Source material:
## start
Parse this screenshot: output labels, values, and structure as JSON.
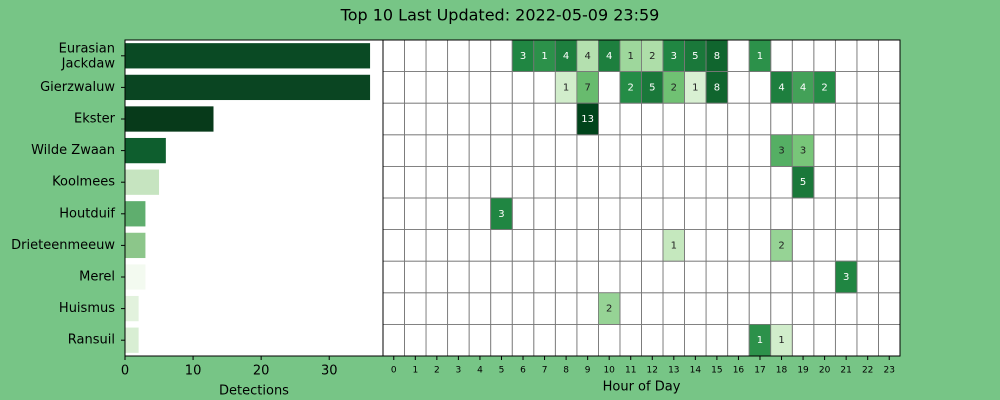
{
  "title": "Top 10 Last Updated: 2022-05-09 23:59",
  "chart_data": [
    {
      "type": "bar",
      "orientation": "horizontal",
      "categories": [
        "Eurasian\nJackdaw",
        "Gierzwaluw",
        "Ekster",
        "Wilde Zwaan",
        "Koolmees",
        "Houtduif",
        "Drieteenmeeuw",
        "Merel",
        "Huismus",
        "Ransuil"
      ],
      "values": [
        36,
        36,
        13,
        6,
        5,
        3,
        3,
        3,
        2,
        2
      ],
      "colors": [
        "#0a4a24",
        "#0a4522",
        "#073a1a",
        "#0e5e2e",
        "#c6e4c0",
        "#5fae6e",
        "#8cc68a",
        "#f3faf0",
        "#e2f2dd",
        "#d8eed3"
      ],
      "xlim": [
        0,
        37.9
      ],
      "xticks": [
        0,
        10,
        20,
        30
      ],
      "xlabel": "Detections"
    },
    {
      "type": "heatmap",
      "xlabel": "Hour of Day",
      "x": [
        0,
        1,
        2,
        3,
        4,
        5,
        6,
        7,
        8,
        9,
        10,
        11,
        12,
        13,
        14,
        15,
        16,
        17,
        18,
        19,
        20,
        21,
        22,
        23
      ],
      "values": [
        [
          null,
          null,
          null,
          null,
          null,
          null,
          3,
          1,
          4,
          4,
          4,
          1,
          2,
          3,
          5,
          8,
          null,
          1,
          null,
          null,
          null,
          null,
          null,
          null
        ],
        [
          null,
          null,
          null,
          null,
          null,
          null,
          null,
          null,
          1,
          7,
          null,
          2,
          5,
          2,
          1,
          8,
          null,
          null,
          4,
          4,
          2,
          null,
          null,
          null
        ],
        [
          null,
          null,
          null,
          null,
          null,
          null,
          null,
          null,
          null,
          13,
          null,
          null,
          null,
          null,
          null,
          null,
          null,
          null,
          null,
          null,
          null,
          null,
          null,
          null
        ],
        [
          null,
          null,
          null,
          null,
          null,
          null,
          null,
          null,
          null,
          null,
          null,
          null,
          null,
          null,
          null,
          null,
          null,
          null,
          3,
          3,
          null,
          null,
          null,
          null
        ],
        [
          null,
          null,
          null,
          null,
          null,
          null,
          null,
          null,
          null,
          null,
          null,
          null,
          null,
          null,
          null,
          null,
          null,
          null,
          null,
          5,
          null,
          null,
          null,
          null
        ],
        [
          null,
          null,
          null,
          null,
          null,
          3,
          null,
          null,
          null,
          null,
          null,
          null,
          null,
          null,
          null,
          null,
          null,
          null,
          null,
          null,
          null,
          null,
          null,
          null
        ],
        [
          null,
          null,
          null,
          null,
          null,
          null,
          null,
          null,
          null,
          null,
          null,
          null,
          null,
          1,
          null,
          null,
          null,
          null,
          2,
          null,
          null,
          null,
          null,
          null
        ],
        [
          null,
          null,
          null,
          null,
          null,
          null,
          null,
          null,
          null,
          null,
          null,
          null,
          null,
          null,
          null,
          null,
          null,
          null,
          null,
          null,
          null,
          3,
          null,
          null
        ],
        [
          null,
          null,
          null,
          null,
          null,
          null,
          null,
          null,
          null,
          null,
          2,
          null,
          null,
          null,
          null,
          null,
          null,
          null,
          null,
          null,
          null,
          null,
          null,
          null
        ],
        [
          null,
          null,
          null,
          null,
          null,
          null,
          null,
          null,
          null,
          null,
          null,
          null,
          null,
          null,
          null,
          null,
          null,
          1,
          1,
          null,
          null,
          null,
          null,
          null
        ]
      ]
    }
  ]
}
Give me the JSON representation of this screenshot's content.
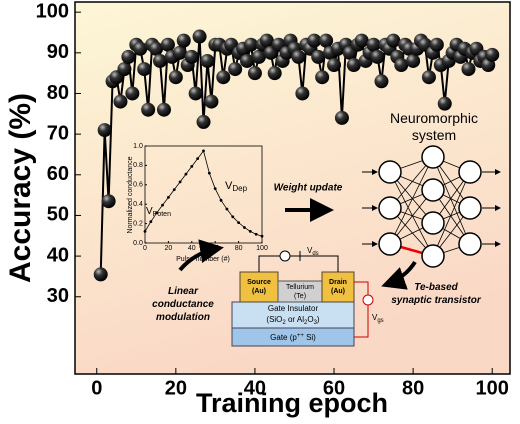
{
  "chart_data": [
    {
      "type": "line",
      "x_label": "Training epoch",
      "y_label": "Accuracy (%)",
      "x": [
        1,
        2,
        3,
        4,
        5,
        6,
        7,
        8,
        9,
        10,
        11,
        12,
        13,
        14,
        15,
        16,
        17,
        18,
        19,
        20,
        21,
        22,
        23,
        24,
        25,
        26,
        27,
        28,
        29,
        30,
        31,
        32,
        33,
        34,
        35,
        36,
        37,
        38,
        39,
        40,
        41,
        42,
        43,
        44,
        45,
        46,
        47,
        48,
        49,
        50,
        51,
        52,
        53,
        54,
        55,
        56,
        57,
        58,
        59,
        60,
        61,
        62,
        63,
        64,
        65,
        66,
        67,
        68,
        69,
        70,
        71,
        72,
        73,
        74,
        75,
        76,
        77,
        78,
        79,
        80,
        81,
        82,
        83,
        84,
        85,
        86,
        87,
        88,
        89,
        90,
        91,
        92,
        93,
        94,
        95,
        96,
        97,
        98,
        99,
        100
      ],
      "values": [
        35.5,
        71,
        53.5,
        83,
        84,
        78,
        86,
        89,
        80,
        92,
        91,
        86,
        76,
        92,
        91,
        88,
        76,
        92,
        89,
        84,
        90,
        93,
        87,
        89,
        80,
        94,
        73,
        88,
        78,
        92,
        92,
        84,
        91,
        92,
        86,
        90,
        91,
        88,
        92,
        85,
        89,
        92,
        93,
        90,
        85,
        92,
        88,
        90,
        93,
        91,
        89,
        80,
        92,
        91,
        93,
        89,
        84,
        93,
        90,
        87,
        91,
        74,
        92,
        90,
        87,
        92,
        93,
        88,
        90,
        92,
        89,
        83,
        92,
        91,
        93,
        89,
        87,
        92,
        91,
        88,
        91,
        93,
        92,
        84,
        90,
        92,
        87,
        77.5,
        88,
        90,
        92,
        89,
        91,
        86,
        90,
        91,
        88,
        89,
        87,
        89.5
      ],
      "color": "#000000",
      "xlim": [
        -5.5,
        104.5
      ],
      "xticks": [
        0,
        20,
        40,
        60,
        80,
        100
      ],
      "ylim": [
        11,
        102.5
      ],
      "yticks": [
        30,
        40,
        50,
        60,
        70,
        80,
        90,
        100
      ]
    },
    {
      "type": "line",
      "x_label": "Pulse number (#)",
      "y_label": "Normalized conductance",
      "x": [
        0,
        5,
        10,
        15,
        20,
        25,
        30,
        35,
        40,
        45,
        50,
        55,
        60,
        65,
        70,
        75,
        80,
        85,
        90,
        95,
        100
      ],
      "values": [
        0.12,
        0.22,
        0.31,
        0.39,
        0.47,
        0.55,
        0.63,
        0.71,
        0.79,
        0.87,
        0.95,
        0.72,
        0.56,
        0.44,
        0.35,
        0.27,
        0.21,
        0.16,
        0.12,
        0.09,
        0.07
      ],
      "color": "#000000",
      "xlim": [
        0,
        100
      ],
      "xticks": [
        0,
        20,
        40,
        60,
        80,
        100
      ],
      "ylim": [
        0,
        1
      ],
      "yticks": [
        {
          "value": 0,
          "label": "0.0"
        },
        0.2,
        0.4,
        0.6,
        0.8,
        {
          "value": 1,
          "label": "1.0"
        }
      ]
    }
  ],
  "diagram": {
    "v_poten": [
      "V",
      "Poten"
    ],
    "v_dep": [
      "V",
      "Dep"
    ],
    "weight_update": "Weight update",
    "neuromorphic": [
      "Neuromorphic",
      "system"
    ],
    "transistor_label": [
      "Te-based",
      "synaptic transistor"
    ],
    "linear": [
      "Linear",
      "conductance",
      "modulation"
    ],
    "source": [
      "Source",
      "(Au)"
    ],
    "tellurium": [
      "Tellurium",
      "(Te)"
    ],
    "drain": [
      "Drain",
      "(Au)"
    ],
    "insulator_title": "Gate Insulator",
    "insulator_parts": [
      "(SiO",
      "2",
      " or Al",
      "2",
      "O",
      "3",
      ")"
    ],
    "gate": [
      "Gate (p",
      "++",
      " Si)"
    ],
    "vds": [
      "V",
      "ds"
    ],
    "vgs": [
      "V",
      "gs"
    ]
  }
}
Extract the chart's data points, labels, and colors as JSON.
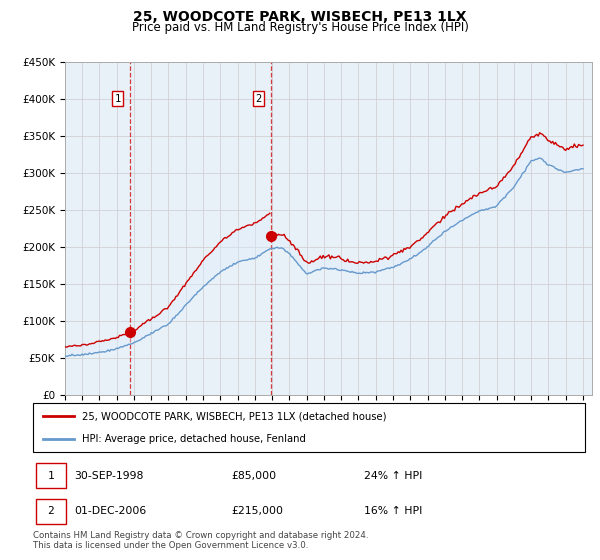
{
  "title": "25, WOODCOTE PARK, WISBECH, PE13 1LX",
  "subtitle": "Price paid vs. HM Land Registry's House Price Index (HPI)",
  "ylabel_ticks": [
    "£0",
    "£50K",
    "£100K",
    "£150K",
    "£200K",
    "£250K",
    "£300K",
    "£350K",
    "£400K",
    "£450K"
  ],
  "ytick_vals": [
    0,
    50000,
    100000,
    150000,
    200000,
    250000,
    300000,
    350000,
    400000,
    450000
  ],
  "ylim": [
    0,
    450000
  ],
  "xlim_start": 1995.0,
  "xlim_end": 2025.5,
  "purchase1": {
    "date": 1998.75,
    "price": 85000,
    "label": "1"
  },
  "purchase2": {
    "date": 2006.917,
    "price": 215000,
    "label": "2"
  },
  "legend_line1": "25, WOODCOTE PARK, WISBECH, PE13 1LX (detached house)",
  "legend_line2": "HPI: Average price, detached house, Fenland",
  "annotation1_date": "30-SEP-1998",
  "annotation1_price": "£85,000",
  "annotation1_hpi": "24% ↑ HPI",
  "annotation2_date": "01-DEC-2006",
  "annotation2_price": "£215,000",
  "annotation2_hpi": "16% ↑ HPI",
  "footer": "Contains HM Land Registry data © Crown copyright and database right 2024.\nThis data is licensed under the Open Government Licence v3.0.",
  "red_color": "#cc0000",
  "blue_color": "#6699cc",
  "fill_color": "#ddeeff",
  "grid_color": "#cccccc",
  "bg_color": "#ffffff",
  "chart_bg": "#e8f0f8",
  "title_fontsize": 10,
  "subtitle_fontsize": 8.5
}
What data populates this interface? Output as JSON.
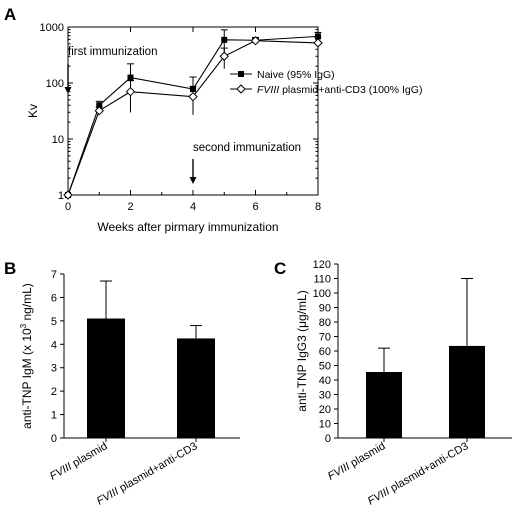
{
  "chart_data": [
    {
      "panel": "A",
      "type": "line",
      "ylabel": "Kv",
      "xlabel": "Weeks after pirmary immunization",
      "yscale": "log",
      "ylim": [
        1,
        1000
      ],
      "xlim": [
        0,
        8
      ],
      "x_ticks": [
        "0",
        "2",
        "4",
        "6",
        "8"
      ],
      "y_ticks": [
        "1",
        "10",
        "100",
        "1000"
      ],
      "legend_position": "top-right",
      "annotations": [
        {
          "text": "first immunization",
          "x": 0
        },
        {
          "text": "second immunization",
          "x": 4
        }
      ],
      "series": [
        {
          "name": "Naive (95% IgG)",
          "marker": "filled-square",
          "x": [
            0,
            1,
            2,
            4,
            5,
            6,
            8
          ],
          "y": [
            1,
            40,
            125,
            78,
            590,
            580,
            680
          ],
          "err": [
            0,
            7,
            95,
            50,
            300,
            70,
            120
          ]
        },
        {
          "name_italic": "FVIII",
          "name_rest": " plasmid+anti-CD3 (100% IgG)",
          "marker": "open-diamond",
          "x": [
            0,
            1,
            2,
            4,
            5,
            6,
            8
          ],
          "y": [
            1,
            32,
            70,
            57,
            300,
            570,
            520
          ],
          "err": [
            0,
            5,
            40,
            30,
            120,
            60,
            140
          ]
        }
      ]
    },
    {
      "panel": "B",
      "type": "bar",
      "ylabel_pre": "anti-TNP IgM (x 10",
      "ylabel_sup": "3",
      "ylabel_post": " ng/mL)",
      "ylim": [
        0,
        7
      ],
      "y_ticks": [
        "0",
        "1",
        "2",
        "3",
        "4",
        "5",
        "6",
        "7"
      ],
      "categories": [
        {
          "italic": "FVIII",
          "rest": " plasmid"
        },
        {
          "italic": "FVIII",
          "rest": " plasmid+anti-CD3"
        }
      ],
      "values": [
        5.1,
        4.25
      ],
      "err": [
        1.6,
        0.55
      ]
    },
    {
      "panel": "C",
      "type": "bar",
      "ylabel": "anti-TNP IgG3 (μg/mL)",
      "ylim": [
        0,
        120
      ],
      "y_ticks": [
        "0",
        "10",
        "20",
        "30",
        "40",
        "50",
        "60",
        "70",
        "80",
        "90",
        "100",
        "110",
        "120"
      ],
      "categories": [
        {
          "italic": "FVIII",
          "rest": " plasmid"
        },
        {
          "italic": "FVIII",
          "rest": " plasmid+anti-CD3"
        }
      ],
      "values": [
        45.5,
        63.5
      ],
      "err": [
        16.5,
        46.5
      ]
    }
  ]
}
## end
Exercise objective: Tally the lines that hold the string "anti" and state the total, nothing more.

Worked answer: 5